▶ WHAT YOU WILL DO: List each line of the data that holds the string "المرخص", please.

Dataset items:
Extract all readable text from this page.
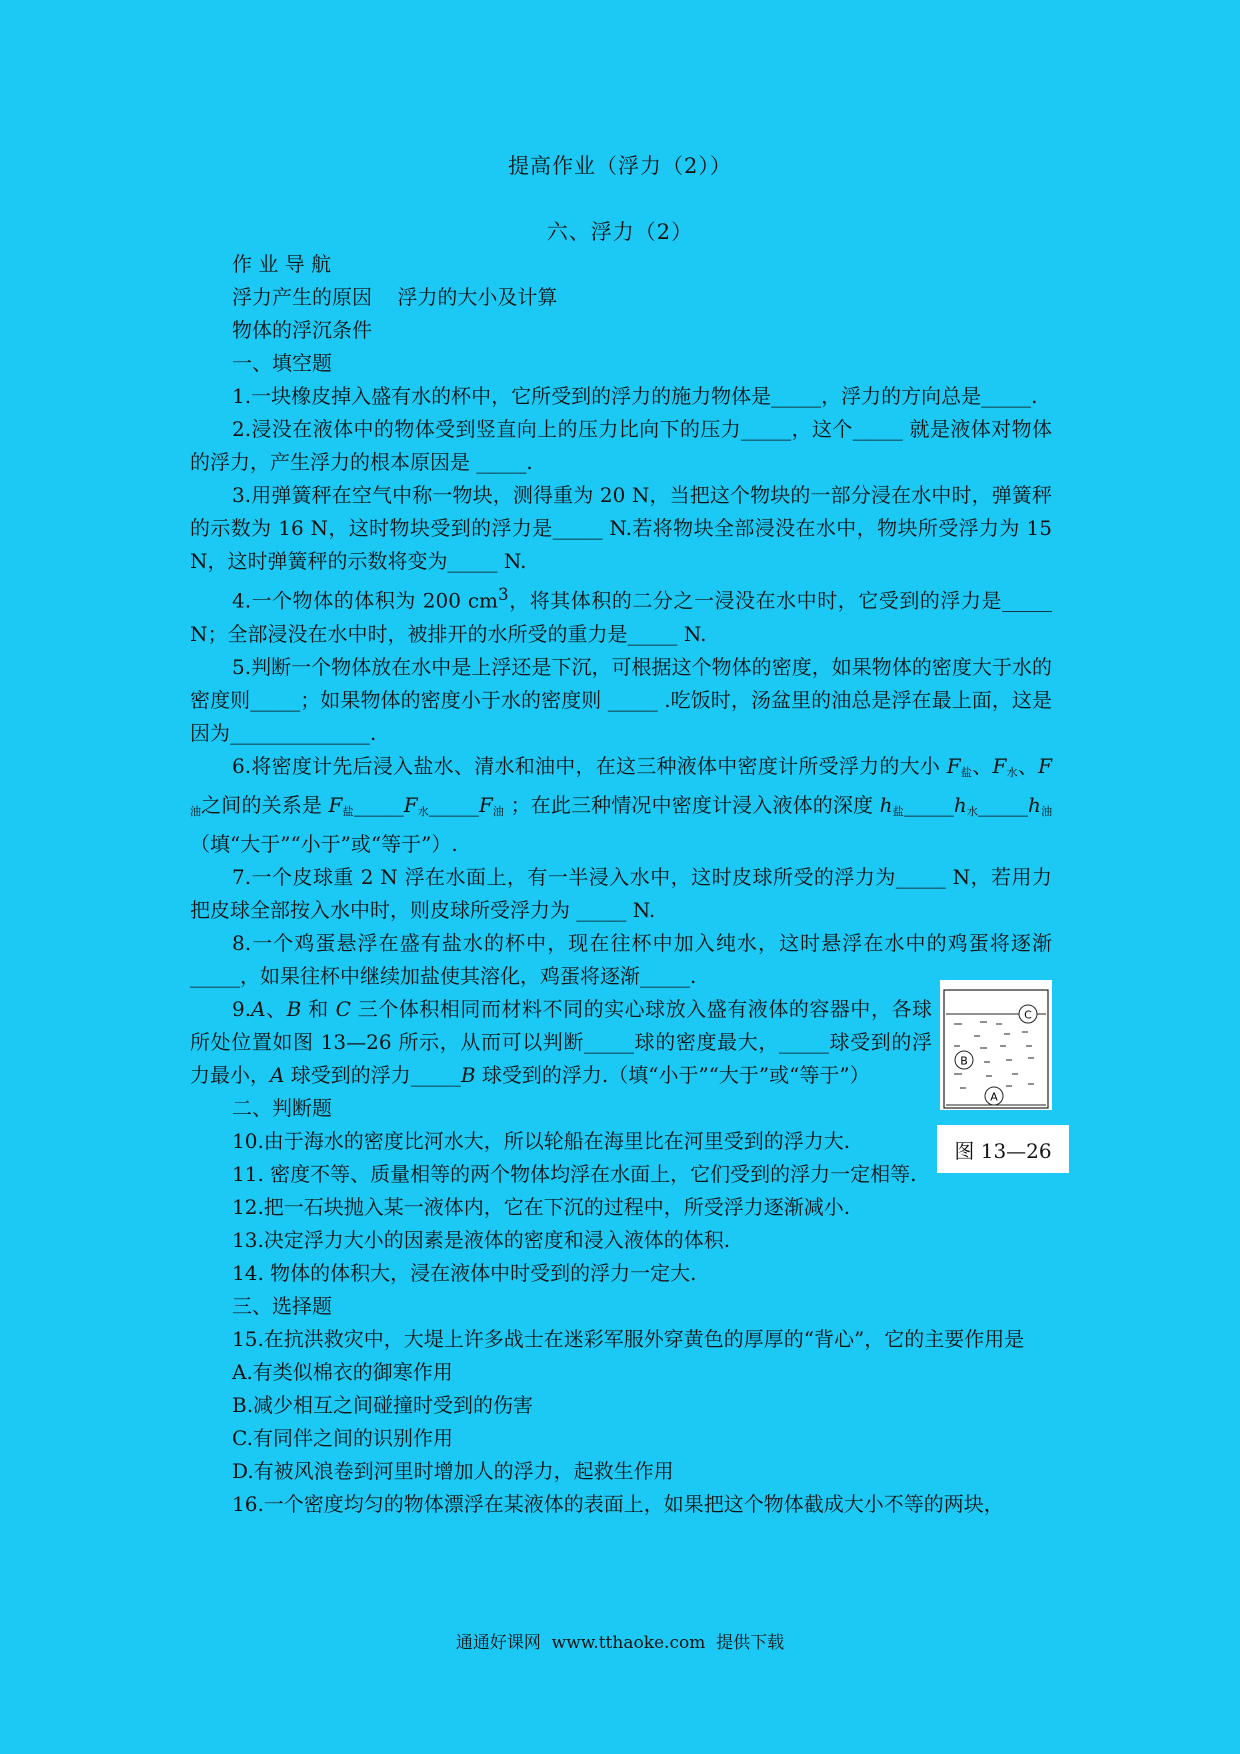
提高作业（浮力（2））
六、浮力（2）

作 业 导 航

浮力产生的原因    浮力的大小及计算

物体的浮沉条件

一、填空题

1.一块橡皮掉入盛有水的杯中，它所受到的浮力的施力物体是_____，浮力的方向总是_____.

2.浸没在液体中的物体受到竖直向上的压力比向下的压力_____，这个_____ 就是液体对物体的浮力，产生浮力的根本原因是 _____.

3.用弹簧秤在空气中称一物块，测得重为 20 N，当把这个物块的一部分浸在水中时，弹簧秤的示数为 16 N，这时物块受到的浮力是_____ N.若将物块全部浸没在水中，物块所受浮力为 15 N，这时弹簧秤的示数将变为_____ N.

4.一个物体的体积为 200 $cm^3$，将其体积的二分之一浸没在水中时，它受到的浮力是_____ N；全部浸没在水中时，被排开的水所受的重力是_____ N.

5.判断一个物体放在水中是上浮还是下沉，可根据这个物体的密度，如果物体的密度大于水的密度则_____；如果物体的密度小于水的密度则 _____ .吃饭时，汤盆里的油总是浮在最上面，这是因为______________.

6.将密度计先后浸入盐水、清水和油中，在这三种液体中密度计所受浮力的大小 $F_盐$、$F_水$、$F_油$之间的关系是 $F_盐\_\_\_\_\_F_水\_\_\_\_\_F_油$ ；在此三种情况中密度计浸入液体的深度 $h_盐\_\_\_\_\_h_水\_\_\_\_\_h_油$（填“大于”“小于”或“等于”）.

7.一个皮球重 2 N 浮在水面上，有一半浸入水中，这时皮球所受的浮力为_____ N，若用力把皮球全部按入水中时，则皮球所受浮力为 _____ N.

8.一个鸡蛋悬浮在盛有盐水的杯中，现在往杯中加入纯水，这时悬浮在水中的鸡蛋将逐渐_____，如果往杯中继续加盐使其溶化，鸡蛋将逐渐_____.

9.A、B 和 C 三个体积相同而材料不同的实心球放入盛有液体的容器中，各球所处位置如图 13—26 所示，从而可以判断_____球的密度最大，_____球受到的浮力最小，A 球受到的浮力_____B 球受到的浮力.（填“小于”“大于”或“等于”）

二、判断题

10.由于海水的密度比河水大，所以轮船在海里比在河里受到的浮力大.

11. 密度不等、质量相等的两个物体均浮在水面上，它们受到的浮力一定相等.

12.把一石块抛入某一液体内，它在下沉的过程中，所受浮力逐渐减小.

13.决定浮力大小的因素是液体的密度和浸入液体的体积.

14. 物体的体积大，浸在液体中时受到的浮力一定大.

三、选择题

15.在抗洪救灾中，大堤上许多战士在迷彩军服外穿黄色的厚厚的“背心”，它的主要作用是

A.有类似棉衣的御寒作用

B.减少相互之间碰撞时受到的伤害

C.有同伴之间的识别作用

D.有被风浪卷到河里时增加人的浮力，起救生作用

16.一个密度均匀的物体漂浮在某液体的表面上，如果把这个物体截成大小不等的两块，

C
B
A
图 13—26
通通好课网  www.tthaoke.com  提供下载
---
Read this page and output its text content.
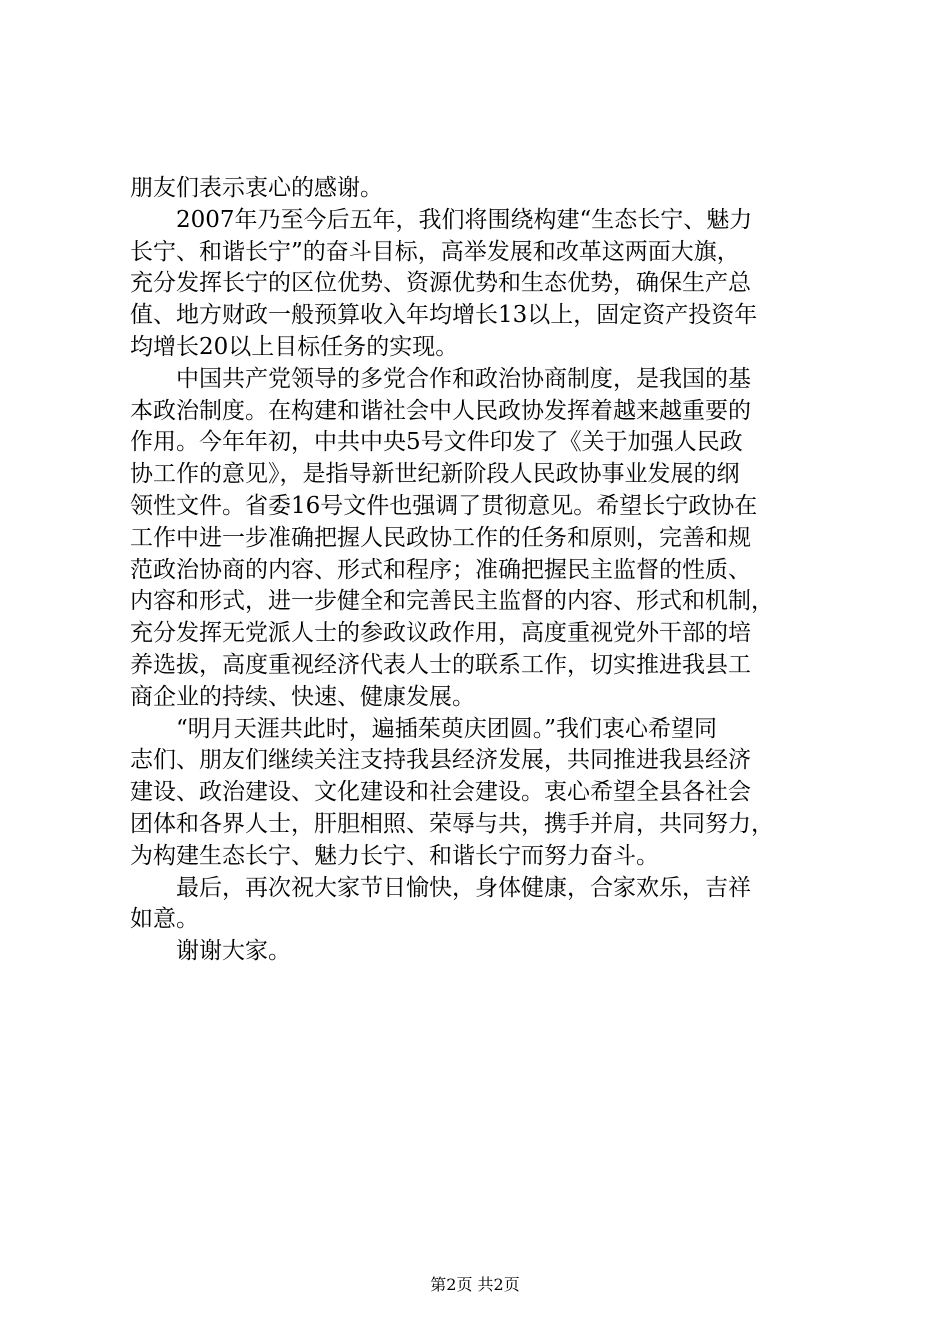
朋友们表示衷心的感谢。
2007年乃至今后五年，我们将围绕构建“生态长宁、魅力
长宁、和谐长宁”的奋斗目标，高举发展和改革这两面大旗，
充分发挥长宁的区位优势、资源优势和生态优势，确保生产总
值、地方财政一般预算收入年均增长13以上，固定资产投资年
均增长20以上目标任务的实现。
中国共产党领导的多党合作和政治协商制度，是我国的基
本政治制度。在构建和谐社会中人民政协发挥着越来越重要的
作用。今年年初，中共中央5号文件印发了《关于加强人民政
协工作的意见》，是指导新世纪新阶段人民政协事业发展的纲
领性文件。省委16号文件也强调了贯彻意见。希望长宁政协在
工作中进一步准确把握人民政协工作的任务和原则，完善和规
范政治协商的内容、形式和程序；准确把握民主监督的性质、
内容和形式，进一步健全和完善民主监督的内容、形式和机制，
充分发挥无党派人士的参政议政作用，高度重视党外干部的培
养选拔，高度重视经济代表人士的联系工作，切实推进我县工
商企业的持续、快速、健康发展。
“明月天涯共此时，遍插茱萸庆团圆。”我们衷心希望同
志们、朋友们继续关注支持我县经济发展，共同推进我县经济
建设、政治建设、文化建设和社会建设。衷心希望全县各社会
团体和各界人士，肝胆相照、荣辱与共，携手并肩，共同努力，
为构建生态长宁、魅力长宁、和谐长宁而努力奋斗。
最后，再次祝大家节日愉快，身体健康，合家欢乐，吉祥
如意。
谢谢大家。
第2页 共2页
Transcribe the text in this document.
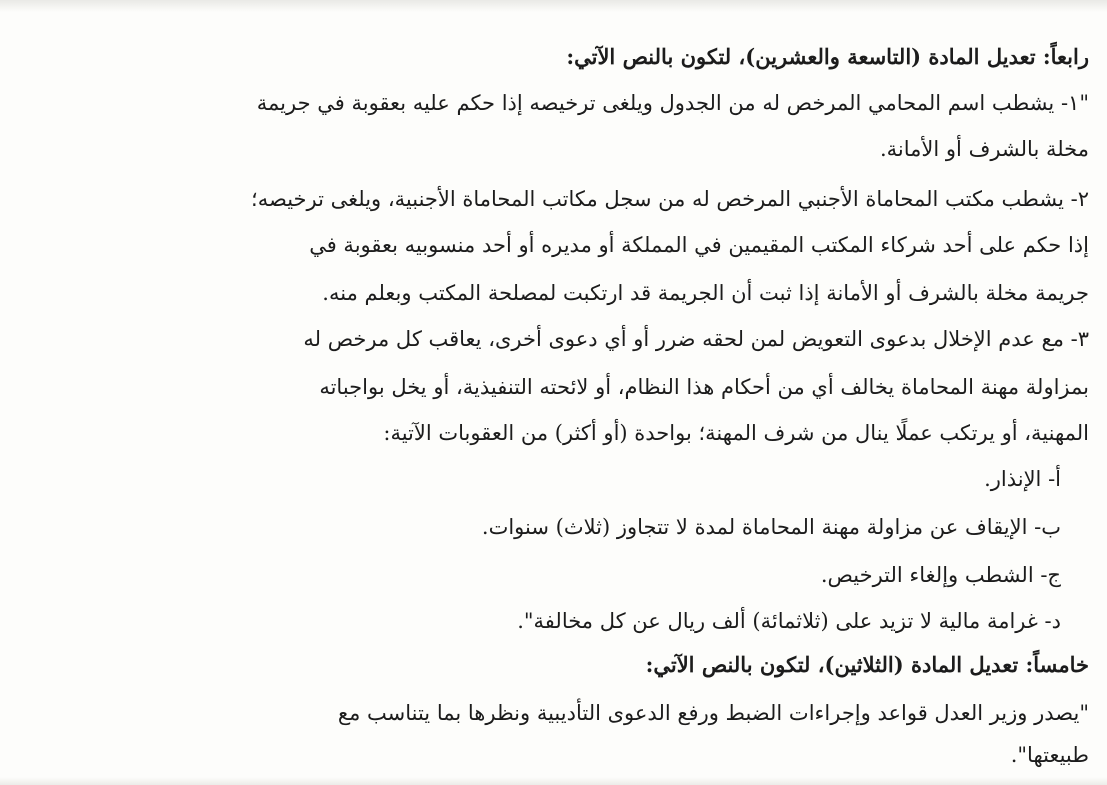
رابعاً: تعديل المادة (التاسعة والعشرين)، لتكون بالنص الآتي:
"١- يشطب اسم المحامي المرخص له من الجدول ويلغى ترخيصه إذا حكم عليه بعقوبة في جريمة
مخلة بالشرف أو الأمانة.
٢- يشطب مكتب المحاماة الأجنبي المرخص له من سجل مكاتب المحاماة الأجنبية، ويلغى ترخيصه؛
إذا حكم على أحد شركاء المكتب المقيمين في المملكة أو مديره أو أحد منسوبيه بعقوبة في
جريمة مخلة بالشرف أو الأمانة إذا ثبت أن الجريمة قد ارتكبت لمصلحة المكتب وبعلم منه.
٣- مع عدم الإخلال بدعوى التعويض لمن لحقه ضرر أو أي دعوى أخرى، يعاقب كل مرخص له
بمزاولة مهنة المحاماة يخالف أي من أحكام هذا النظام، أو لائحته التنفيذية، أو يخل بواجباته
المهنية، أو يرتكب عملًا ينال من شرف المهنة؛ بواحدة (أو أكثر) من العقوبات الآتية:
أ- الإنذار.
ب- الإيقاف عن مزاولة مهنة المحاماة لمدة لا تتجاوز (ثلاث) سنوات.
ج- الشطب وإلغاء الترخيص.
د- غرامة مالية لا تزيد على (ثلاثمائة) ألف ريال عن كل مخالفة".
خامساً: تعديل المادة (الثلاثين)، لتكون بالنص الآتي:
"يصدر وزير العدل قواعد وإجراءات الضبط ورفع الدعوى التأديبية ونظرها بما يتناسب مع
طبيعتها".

▶ RESPONSE FOR THIS EXERCISE:
"١- يشطب اسم المحامي المرخص له من الجدول ويلغى ترخيصه إذا حكم عليه بعقوبة في جريمة
٢- يشطب مكتب المحاماة الأجنبي المرخص له من سجل مكاتب المحاماة الأجنبية، ويلغى ترخيصه؛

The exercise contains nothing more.